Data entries
** begin **

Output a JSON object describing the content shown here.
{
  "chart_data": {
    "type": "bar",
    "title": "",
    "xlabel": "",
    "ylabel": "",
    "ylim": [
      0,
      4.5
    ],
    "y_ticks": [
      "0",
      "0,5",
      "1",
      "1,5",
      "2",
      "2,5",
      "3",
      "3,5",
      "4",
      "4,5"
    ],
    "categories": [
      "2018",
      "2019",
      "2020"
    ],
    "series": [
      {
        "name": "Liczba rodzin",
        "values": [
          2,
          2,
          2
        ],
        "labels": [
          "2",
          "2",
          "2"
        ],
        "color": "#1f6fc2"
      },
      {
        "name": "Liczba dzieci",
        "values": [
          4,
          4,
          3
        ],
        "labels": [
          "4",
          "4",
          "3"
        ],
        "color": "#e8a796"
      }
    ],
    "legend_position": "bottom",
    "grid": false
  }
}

** end **

Word for word, quote all of the data above.

*SOLUTION BELOW*:
Output a JSON object describing the content shown here.
{
  "chart_data": {
    "type": "bar",
    "title": "",
    "xlabel": "",
    "ylabel": "",
    "ylim": [
      0,
      4.5
    ],
    "y_ticks": [
      "0",
      "0,5",
      "1",
      "1,5",
      "2",
      "2,5",
      "3",
      "3,5",
      "4",
      "4,5"
    ],
    "categories": [
      "2018",
      "2019",
      "2020"
    ],
    "series": [
      {
        "name": "Liczba rodzin",
        "values": [
          2,
          2,
          2
        ],
        "labels": [
          "2",
          "2",
          "2"
        ],
        "color": "#1f6fc2"
      },
      {
        "name": "Liczba dzieci",
        "values": [
          4,
          4,
          3
        ],
        "labels": [
          "4",
          "4",
          "3"
        ],
        "color": "#e8a796"
      }
    ],
    "legend_position": "bottom",
    "grid": false
  }
}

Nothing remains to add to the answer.